§ **Written request**: Extract the listing below in full, unchanged.

******************************

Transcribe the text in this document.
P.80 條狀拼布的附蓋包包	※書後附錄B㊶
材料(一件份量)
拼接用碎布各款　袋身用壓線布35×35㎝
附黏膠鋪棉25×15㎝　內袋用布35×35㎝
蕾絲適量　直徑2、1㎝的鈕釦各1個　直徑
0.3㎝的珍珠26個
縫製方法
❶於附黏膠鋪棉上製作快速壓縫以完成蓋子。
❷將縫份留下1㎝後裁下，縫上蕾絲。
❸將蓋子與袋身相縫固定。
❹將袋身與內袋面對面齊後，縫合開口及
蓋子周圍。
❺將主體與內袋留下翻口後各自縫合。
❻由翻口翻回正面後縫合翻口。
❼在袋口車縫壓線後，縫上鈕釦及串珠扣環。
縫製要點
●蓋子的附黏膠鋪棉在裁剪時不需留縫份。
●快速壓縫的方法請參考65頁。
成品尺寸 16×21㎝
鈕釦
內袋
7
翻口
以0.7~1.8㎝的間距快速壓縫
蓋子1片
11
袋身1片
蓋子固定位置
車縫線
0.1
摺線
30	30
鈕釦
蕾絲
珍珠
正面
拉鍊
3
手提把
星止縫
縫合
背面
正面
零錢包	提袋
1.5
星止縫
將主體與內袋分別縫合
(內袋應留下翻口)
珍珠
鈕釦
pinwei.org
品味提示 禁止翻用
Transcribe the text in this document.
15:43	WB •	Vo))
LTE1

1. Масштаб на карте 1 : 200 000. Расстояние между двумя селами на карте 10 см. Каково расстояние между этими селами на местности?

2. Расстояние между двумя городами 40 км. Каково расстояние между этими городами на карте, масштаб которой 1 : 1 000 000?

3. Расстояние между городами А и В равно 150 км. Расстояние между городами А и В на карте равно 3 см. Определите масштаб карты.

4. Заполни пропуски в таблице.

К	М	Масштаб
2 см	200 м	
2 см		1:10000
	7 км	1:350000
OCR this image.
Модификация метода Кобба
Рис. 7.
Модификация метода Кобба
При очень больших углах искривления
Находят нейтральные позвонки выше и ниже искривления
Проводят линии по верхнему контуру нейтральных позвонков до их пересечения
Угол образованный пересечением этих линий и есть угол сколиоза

******************************

§ **Full response**:
Transcribe the text in this document.
P.80 條狀拼布的附蓋包包	※書後附錄B㊶
材料(一件份量)
拼接用碎布各款　袋身用壓線布35×35㎝
附黏膠鋪棉25×15㎝　內袋用布35×35㎝
蕾絲適量　直徑2、1㎝的鈕釦各1個　直徑
0.3㎝的珍珠26個
縫製方法
❶於附黏膠鋪棉上製作快速壓縫以完成蓋子。
❷將縫份留下1㎝後裁下，縫上蕾絲。
❸將蓋子與袋身相縫固定。
❹將袋身與內袋面對面齊後，縫合開口及
蓋子周圍。
❺將主體與內袋留下翻口後各自縫合。
❻由翻口翻回正面後縫合翻口。
❼在袋口車縫壓線後，縫上鈕釦及串珠扣環。
縫製要點
●蓋子的附黏膠鋪棉在裁剪時不需留縫份。
●快速壓縫的方法請參考65頁。
成品尺寸 16×21㎝
鈕釦
內袋
7
翻口
以0.7~1.8㎝的間距快速壓縫
蓋子1片
11
袋身1片
蓋子固定位置
車縫線
0.1
摺線
30	30
鈕釦
蕾絲
珍珠
正面
拉鍊
3
手提把
星止縫
縫合
背面
正面
零錢包	提袋
1.5
星止縫
將主體與內袋分別縫合
(內袋應留下翻口)
珍珠
鈕釦
pinwei.org
品味提示 禁止翻用
Transcribe the text in this document.
15:43	WB •	Vo))
LTE1

1. Масштаб на карте 1 : 200 000. Расстояние между двумя селами на карте 10 см. Каково расстояние между этими селами на местности?

2. Расстояние между двумя городами 40 км. Каково расстояние между этими городами на карте, масштаб которой 1 : 1 000 000?

3. Расстояние между городами А и В равно 150 км. Расстояние между городами А и В на карте равно 3 см. Определите масштаб карты.

4. Заполни пропуски в таблице.

К	М	Масштаб
2 см	200 м	
2 см		1:10000
	7 км	1:350000
OCR this image.
Модификация метода Кобба
Рис. 7.
Модификация метода Кобба
При очень больших углах искривления
Находят нейтральные позвонки выше и ниже искривления
Проводят линии по верхнему контуру нейтральных позвонков до их пересечения
Угол образованный пересечением этих линий и есть угол сколиоза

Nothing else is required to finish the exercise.